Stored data
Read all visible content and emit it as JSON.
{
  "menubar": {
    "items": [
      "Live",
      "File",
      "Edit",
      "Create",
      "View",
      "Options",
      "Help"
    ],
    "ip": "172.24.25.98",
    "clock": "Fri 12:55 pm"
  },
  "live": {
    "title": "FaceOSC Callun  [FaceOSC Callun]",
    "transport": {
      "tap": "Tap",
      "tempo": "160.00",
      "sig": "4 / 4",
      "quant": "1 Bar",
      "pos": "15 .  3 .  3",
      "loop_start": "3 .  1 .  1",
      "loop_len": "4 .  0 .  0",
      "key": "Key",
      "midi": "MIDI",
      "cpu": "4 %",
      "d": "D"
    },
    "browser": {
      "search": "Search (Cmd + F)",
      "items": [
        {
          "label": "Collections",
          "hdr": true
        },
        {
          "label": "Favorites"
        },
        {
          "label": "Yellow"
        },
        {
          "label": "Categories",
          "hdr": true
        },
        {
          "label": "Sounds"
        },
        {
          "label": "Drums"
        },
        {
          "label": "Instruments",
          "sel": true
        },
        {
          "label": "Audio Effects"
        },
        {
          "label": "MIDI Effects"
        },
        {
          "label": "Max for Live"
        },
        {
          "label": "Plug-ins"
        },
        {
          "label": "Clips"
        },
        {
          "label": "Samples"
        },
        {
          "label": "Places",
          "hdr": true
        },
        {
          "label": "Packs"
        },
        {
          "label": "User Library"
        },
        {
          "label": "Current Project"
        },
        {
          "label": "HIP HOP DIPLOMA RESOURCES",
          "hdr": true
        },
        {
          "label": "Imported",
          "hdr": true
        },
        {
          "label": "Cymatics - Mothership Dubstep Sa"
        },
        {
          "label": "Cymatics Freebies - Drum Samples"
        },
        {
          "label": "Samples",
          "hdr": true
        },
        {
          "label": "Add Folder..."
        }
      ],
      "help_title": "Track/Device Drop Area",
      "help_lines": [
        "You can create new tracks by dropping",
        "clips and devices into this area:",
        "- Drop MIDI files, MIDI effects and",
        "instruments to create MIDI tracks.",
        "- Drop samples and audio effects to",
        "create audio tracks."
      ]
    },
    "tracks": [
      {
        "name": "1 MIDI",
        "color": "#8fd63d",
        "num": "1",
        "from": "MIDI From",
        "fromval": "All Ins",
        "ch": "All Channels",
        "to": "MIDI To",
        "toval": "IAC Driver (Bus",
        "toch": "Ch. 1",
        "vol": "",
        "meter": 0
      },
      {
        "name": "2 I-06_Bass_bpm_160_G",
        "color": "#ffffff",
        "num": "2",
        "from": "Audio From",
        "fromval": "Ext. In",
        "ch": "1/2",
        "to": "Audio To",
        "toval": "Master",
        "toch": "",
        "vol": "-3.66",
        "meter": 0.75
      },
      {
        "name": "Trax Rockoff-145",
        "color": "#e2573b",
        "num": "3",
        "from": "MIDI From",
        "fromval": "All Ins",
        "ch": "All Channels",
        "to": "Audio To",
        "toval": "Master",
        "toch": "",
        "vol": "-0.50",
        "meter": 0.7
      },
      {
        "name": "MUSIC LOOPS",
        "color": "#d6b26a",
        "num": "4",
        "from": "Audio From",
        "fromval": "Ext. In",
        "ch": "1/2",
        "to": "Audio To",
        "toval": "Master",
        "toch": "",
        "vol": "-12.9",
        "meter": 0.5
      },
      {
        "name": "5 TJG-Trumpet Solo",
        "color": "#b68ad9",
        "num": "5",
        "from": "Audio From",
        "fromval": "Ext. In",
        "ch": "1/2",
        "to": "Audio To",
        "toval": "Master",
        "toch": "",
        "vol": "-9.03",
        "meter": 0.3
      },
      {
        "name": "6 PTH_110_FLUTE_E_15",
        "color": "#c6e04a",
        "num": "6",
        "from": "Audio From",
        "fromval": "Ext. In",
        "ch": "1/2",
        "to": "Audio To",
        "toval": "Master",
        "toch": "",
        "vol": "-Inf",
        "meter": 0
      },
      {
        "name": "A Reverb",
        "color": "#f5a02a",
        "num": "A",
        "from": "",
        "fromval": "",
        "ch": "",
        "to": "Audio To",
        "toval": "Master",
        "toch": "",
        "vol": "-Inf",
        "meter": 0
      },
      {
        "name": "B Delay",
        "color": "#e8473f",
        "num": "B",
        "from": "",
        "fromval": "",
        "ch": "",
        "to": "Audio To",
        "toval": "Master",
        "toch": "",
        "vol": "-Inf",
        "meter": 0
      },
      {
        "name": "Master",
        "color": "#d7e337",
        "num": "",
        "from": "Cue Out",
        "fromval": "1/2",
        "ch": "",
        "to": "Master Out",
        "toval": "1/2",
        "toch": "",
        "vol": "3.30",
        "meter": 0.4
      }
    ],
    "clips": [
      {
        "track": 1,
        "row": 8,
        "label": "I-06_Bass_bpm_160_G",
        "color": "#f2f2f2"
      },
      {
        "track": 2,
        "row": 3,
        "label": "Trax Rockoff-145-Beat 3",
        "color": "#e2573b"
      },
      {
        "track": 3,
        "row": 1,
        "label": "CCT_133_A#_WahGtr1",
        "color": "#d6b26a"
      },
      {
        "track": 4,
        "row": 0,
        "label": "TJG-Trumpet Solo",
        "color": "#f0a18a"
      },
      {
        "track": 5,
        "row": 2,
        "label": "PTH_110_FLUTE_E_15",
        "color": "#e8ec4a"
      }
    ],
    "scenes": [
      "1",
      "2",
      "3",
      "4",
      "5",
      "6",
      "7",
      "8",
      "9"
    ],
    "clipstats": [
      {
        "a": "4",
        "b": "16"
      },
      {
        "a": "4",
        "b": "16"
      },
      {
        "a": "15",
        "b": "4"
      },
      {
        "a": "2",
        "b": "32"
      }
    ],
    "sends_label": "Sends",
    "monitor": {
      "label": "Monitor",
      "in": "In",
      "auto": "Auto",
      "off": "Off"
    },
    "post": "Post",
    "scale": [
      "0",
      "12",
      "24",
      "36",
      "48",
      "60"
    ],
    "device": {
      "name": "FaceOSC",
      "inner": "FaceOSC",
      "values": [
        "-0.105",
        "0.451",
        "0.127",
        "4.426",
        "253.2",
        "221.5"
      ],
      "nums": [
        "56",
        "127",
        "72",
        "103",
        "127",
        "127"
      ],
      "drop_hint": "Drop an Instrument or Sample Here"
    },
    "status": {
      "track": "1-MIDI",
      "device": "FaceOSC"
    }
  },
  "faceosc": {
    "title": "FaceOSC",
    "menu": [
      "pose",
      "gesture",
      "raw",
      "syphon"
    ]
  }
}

Challenge: Reproduce the data shown above exactly.

Response to this exercise:
Read all visible content and emit it as JSON.
{
  "menubar": {
    "items": [
      "Live",
      "File",
      "Edit",
      "Create",
      "View",
      "Options",
      "Help"
    ],
    "ip": "172.24.25.98",
    "clock": "Fri 12:55 pm"
  },
  "live": {
    "title": "FaceOSC Callun  [FaceOSC Callun]",
    "transport": {
      "tap": "Tap",
      "tempo": "160.00",
      "sig": "4 / 4",
      "quant": "1 Bar",
      "pos": "15 .  3 .  3",
      "loop_start": "3 .  1 .  1",
      "loop_len": "4 .  0 .  0",
      "key": "Key",
      "midi": "MIDI",
      "cpu": "4 %",
      "d": "D"
    },
    "browser": {
      "search": "Search (Cmd + F)",
      "items": [
        {
          "label": "Collections",
          "hdr": true
        },
        {
          "label": "Favorites"
        },
        {
          "label": "Yellow"
        },
        {
          "label": "Categories",
          "hdr": true
        },
        {
          "label": "Sounds"
        },
        {
          "label": "Drums"
        },
        {
          "label": "Instruments",
          "sel": true
        },
        {
          "label": "Audio Effects"
        },
        {
          "label": "MIDI Effects"
        },
        {
          "label": "Max for Live"
        },
        {
          "label": "Plug-ins"
        },
        {
          "label": "Clips"
        },
        {
          "label": "Samples"
        },
        {
          "label": "Places",
          "hdr": true
        },
        {
          "label": "Packs"
        },
        {
          "label": "User Library"
        },
        {
          "label": "Current Project"
        },
        {
          "label": "HIP HOP DIPLOMA RESOURCES",
          "hdr": true
        },
        {
          "label": "Imported",
          "hdr": true
        },
        {
          "label": "Cymatics - Mothership Dubstep Sa"
        },
        {
          "label": "Cymatics Freebies - Drum Samples"
        },
        {
          "label": "Samples",
          "hdr": true
        },
        {
          "label": "Add Folder..."
        }
      ],
      "help_title": "Track/Device Drop Area",
      "help_lines": [
        "You can create new tracks by dropping",
        "clips and devices into this area:",
        "- Drop MIDI files, MIDI effects and",
        "instruments to create MIDI tracks.",
        "- Drop samples and audio effects to",
        "create audio tracks."
      ]
    },
    "tracks": [
      {
        "name": "1 MIDI",
        "color": "#8fd63d",
        "num": "1",
        "from": "MIDI From",
        "fromval": "All Ins",
        "ch": "All Channels",
        "to": "MIDI To",
        "toval": "IAC Driver (Bus",
        "toch": "Ch. 1",
        "vol": "",
        "meter": 0
      },
      {
        "name": "2 I-06_Bass_bpm_160_G",
        "color": "#ffffff",
        "num": "2",
        "from": "Audio From",
        "fromval": "Ext. In",
        "ch": "1/2",
        "to": "Audio To",
        "toval": "Master",
        "toch": "",
        "vol": "-3.66",
        "meter": 0.75
      },
      {
        "name": "Trax Rockoff-145",
        "color": "#e2573b",
        "num": "3",
        "from": "MIDI From",
        "fromval": "All Ins",
        "ch": "All Channels",
        "to": "Audio To",
        "toval": "Master",
        "toch": "",
        "vol": "-0.50",
        "meter": 0.7
      },
      {
        "name": "MUSIC LOOPS",
        "color": "#d6b26a",
        "num": "4",
        "from": "Audio From",
        "fromval": "Ext. In",
        "ch": "1/2",
        "to": "Audio To",
        "toval": "Master",
        "toch": "",
        "vol": "-12.9",
        "meter": 0.5
      },
      {
        "name": "5 TJG-Trumpet Solo",
        "color": "#b68ad9",
        "num": "5",
        "from": "Audio From",
        "fromval": "Ext. In",
        "ch": "1/2",
        "to": "Audio To",
        "toval": "Master",
        "toch": "",
        "vol": "-9.03",
        "meter": 0.3
      },
      {
        "name": "6 PTH_110_FLUTE_E_15",
        "color": "#c6e04a",
        "num": "6",
        "from": "Audio From",
        "fromval": "Ext. In",
        "ch": "1/2",
        "to": "Audio To",
        "toval": "Master",
        "toch": "",
        "vol": "-Inf",
        "meter": 0
      },
      {
        "name": "A Reverb",
        "color": "#f5a02a",
        "num": "A",
        "from": "",
        "fromval": "",
        "ch": "",
        "to": "Audio To",
        "toval": "Master",
        "toch": "",
        "vol": "-Inf",
        "meter": 0
      },
      {
        "name": "B Delay",
        "color": "#e8473f",
        "num": "B",
        "from": "",
        "fromval": "",
        "ch": "",
        "to": "Audio To",
        "toval": "Master",
        "toch": "",
        "vol": "-Inf",
        "meter": 0
      },
      {
        "name": "Master",
        "color": "#d7e337",
        "num": "",
        "from": "Cue Out",
        "fromval": "1/2",
        "ch": "",
        "to": "Master Out",
        "toval": "1/2",
        "toch": "",
        "vol": "3.30",
        "meter": 0.4
      }
    ],
    "clips": [
      {
        "track": 1,
        "row": 8,
        "label": "I-06_Bass_bpm_160_G",
        "color": "#f2f2f2"
      },
      {
        "track": 2,
        "row": 3,
        "label": "Trax Rockoff-145-Beat 3",
        "color": "#e2573b"
      },
      {
        "track": 3,
        "row": 1,
        "label": "CCT_133_A#_WahGtr1",
        "color": "#d6b26a"
      },
      {
        "track": 4,
        "row": 0,
        "label": "TJG-Trumpet Solo",
        "color": "#f0a18a"
      },
      {
        "track": 5,
        "row": 2,
        "label": "PTH_110_FLUTE_E_15",
        "color": "#e8ec4a"
      }
    ],
    "scenes": [
      "1",
      "2",
      "3",
      "4",
      "5",
      "6",
      "7",
      "8",
      "9"
    ],
    "clipstats": [
      {
        "a": "4",
        "b": "16"
      },
      {
        "a": "4",
        "b": "16"
      },
      {
        "a": "15",
        "b": "4"
      },
      {
        "a": "2",
        "b": "32"
      }
    ],
    "sends_label": "Sends",
    "monitor": {
      "label": "Monitor",
      "in": "In",
      "auto": "Auto",
      "off": "Off"
    },
    "post": "Post",
    "scale": [
      "0",
      "12",
      "24",
      "36",
      "48",
      "60"
    ],
    "device": {
      "name": "FaceOSC",
      "inner": "FaceOSC",
      "values": [
        "-0.105",
        "0.451",
        "0.127",
        "4.426",
        "253.2",
        "221.5"
      ],
      "nums": [
        "56",
        "127",
        "72",
        "103",
        "127",
        "127"
      ],
      "drop_hint": "Drop an Instrument or Sample Here"
    },
    "status": {
      "track": "1-MIDI",
      "device": "FaceOSC"
    }
  },
  "faceosc": {
    "title": "FaceOSC",
    "menu": [
      "pose",
      "gesture",
      "raw",
      "syphon"
    ]
  }
}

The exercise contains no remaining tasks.